*PROVIDED RECORDS*.
·····

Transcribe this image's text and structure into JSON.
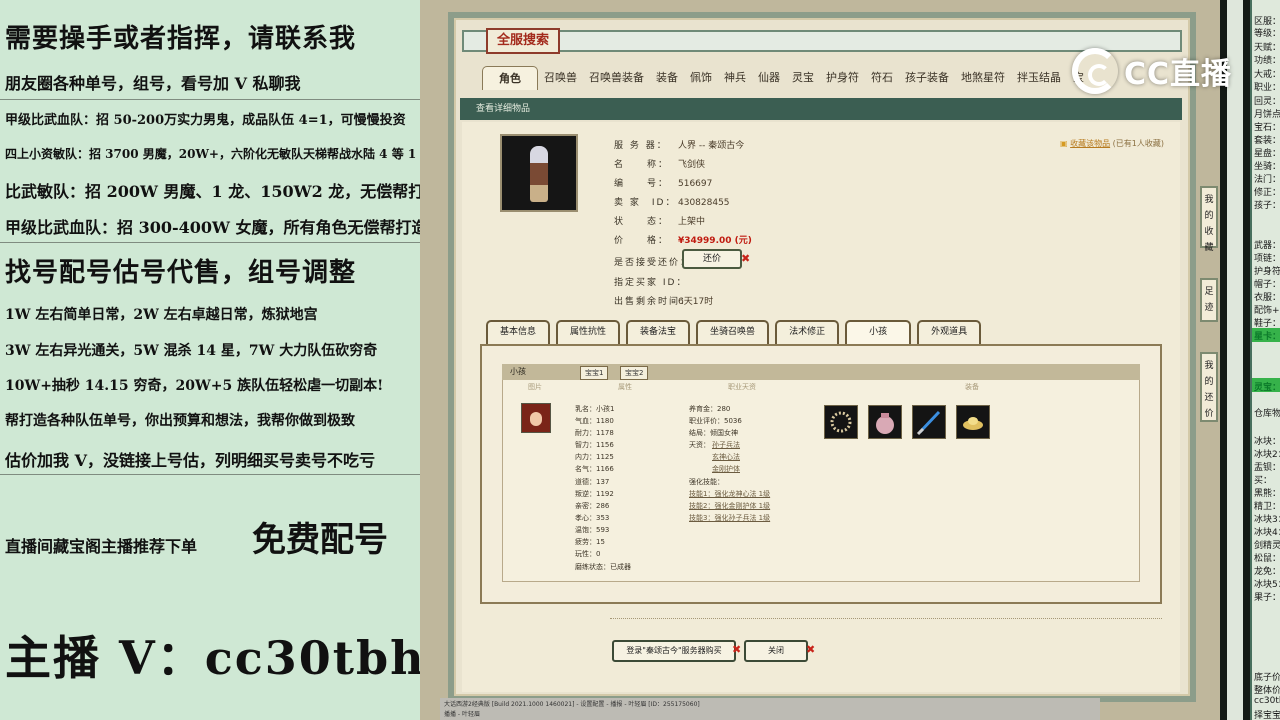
{
  "left_panel": {
    "lines": [
      "需要操手或者指挥，请联系我",
      "朋友圈各种单号，组号，看号加 V 私聊我",
      "甲级比武血队：招 50-200万实力男鬼，成品队伍 4=1，可慢慢投资",
      "四上小资敏队：招 3700 男魔，20W+，六阶化无敏队天梯帮战水陆 4 等 1",
      "比武敏队：招 200W 男魔、1 龙、150W2 龙，无偿帮打造",
      "甲级比武血队：招 300-400W 女魔，所有角色无偿帮打造",
      "找号配号估号代售，组号调整",
      "1W 左右简单日常，2W 左右卓越日常，炼狱地宫",
      "3W 左右异光通关，5W 混杀 14 星，7W 大力队伍砍穷奇",
      "10W+抽秒 14.15 穷奇，20W+5 族队伍轻松虐一切副本!",
      "帮打造各种队伍单号，你出预算和想法，我帮你做到极致",
      "估价加我 V，没链接上号估，列明细买号卖号不吃亏",
      "直播间藏宝阁主播推荐下单",
      "免费配号",
      "主播 V：cc30tbh"
    ]
  },
  "game": {
    "title_badge": "全服搜索",
    "tabs": [
      "角色",
      "召唤兽",
      "召唤兽装备",
      "装备",
      "佩饰",
      "神兵",
      "仙器",
      "灵宝",
      "护身符",
      "符石",
      "孩子装备",
      "地煞星符",
      "拌玉结晶",
      "宝"
    ],
    "section_title": "查看详细物品",
    "favorite_link": "收藏该物品",
    "favorite_count": "(已有1人收藏)",
    "info": [
      {
        "label": "服 务 器：",
        "value": "人界 -- 秦颂古今"
      },
      {
        "label": "名　　称：",
        "value": "飞剑侠"
      },
      {
        "label": "编　　号：",
        "value": "516697"
      },
      {
        "label": "卖 家　ID：",
        "value": "430828455"
      },
      {
        "label": "状　　态：",
        "value": "上架中"
      },
      {
        "label": "价　　格：",
        "value": "¥34999.00 (元)"
      },
      {
        "label": "是否接受还价：",
        "value": ""
      },
      {
        "label": "指定买家 ID：",
        "value": ""
      },
      {
        "label": "出售剩余时间：",
        "value": "6天17时"
      }
    ],
    "haggle_button": "还价",
    "subtabs": [
      "基本信息",
      "属性抗性",
      "装备法宝",
      "坐骑召唤兽",
      "法术修正",
      "小孩",
      "外观道具"
    ],
    "child_section": {
      "title": "小孩",
      "mini_tabs": [
        "宝宝1",
        "宝宝2"
      ],
      "col_heads": [
        "图片",
        "属性",
        "职业天资",
        "装备"
      ],
      "stats": [
        "乳名：小孩1",
        "气血：1180",
        "耐力：1178",
        "智力：1156",
        "内力：1125",
        "名气：1166",
        "道德：137",
        "叛逆：1192",
        "亲密：286",
        "孝心：353",
        "温饱：593",
        "疲劳：15",
        "玩性：0",
        "磨练状态：已成器"
      ],
      "prof": [
        "养育金：280",
        "职业评价：5036",
        "结局：倾国女神",
        "天资："
      ],
      "talents": [
        "孙子兵法",
        "玄神心法",
        "金刚护体"
      ],
      "skills_label": "强化技能：",
      "skills": [
        "技能1：强化龙神心法 1级",
        "技能2：强化金刚护体 1级",
        "技能3：强化孙子兵法 1级"
      ]
    },
    "login_button": "登录\"秦颂古今\"服务器购买",
    "close_button": "关闭",
    "side_buttons": [
      "我的收藏",
      "足迹",
      "我的还价"
    ],
    "taskbar": [
      "大话西游2经典版 [Build 2021.1000 1460021] - 设置配置 - 播报 - 叶轻眉 [ID：255175060]",
      "播播 - 叶轻眉"
    ]
  },
  "right_panel": {
    "items": [
      "区服：",
      "等级：",
      "天赋：",
      "功绩：",
      "大戒：",
      "职业：",
      "回灵：",
      "月饼点：",
      "宝石：",
      "套装：",
      "星盘：",
      "坐骑：",
      "法门：",
      "修正：",
      "孩子：",
      "武器：",
      "项链：",
      "护身符：",
      "帽子：",
      "衣服：",
      "配饰+5：",
      "鞋子：",
      "星卡：",
      "灵宝：",
      "仓库物：",
      "冰块：",
      "冰块2：",
      "盂钡：",
      "买：",
      "黑熊：",
      "精卫：",
      "冰块3：",
      "冰块4：",
      "剑精灵：",
      "松鼠：",
      "龙免：",
      "冰块5：",
      "果子：",
      "底子价：",
      "整体价：",
      "cc30tbh",
      "择宝宝："
    ]
  },
  "logo": {
    "text": "CC直播"
  }
}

·····

*TASK REQUIREMENTS*. In the material above, find each line that contains the word "甲级比武血队", and select it.

*EXERCISE RESULT*.
      "甲级比武血队：招 50-200万实力男鬼，成品队伍 4=1，可慢慢投资",
      "甲级比武血队：招 300-400W 女魔，所有角色无偿帮打造",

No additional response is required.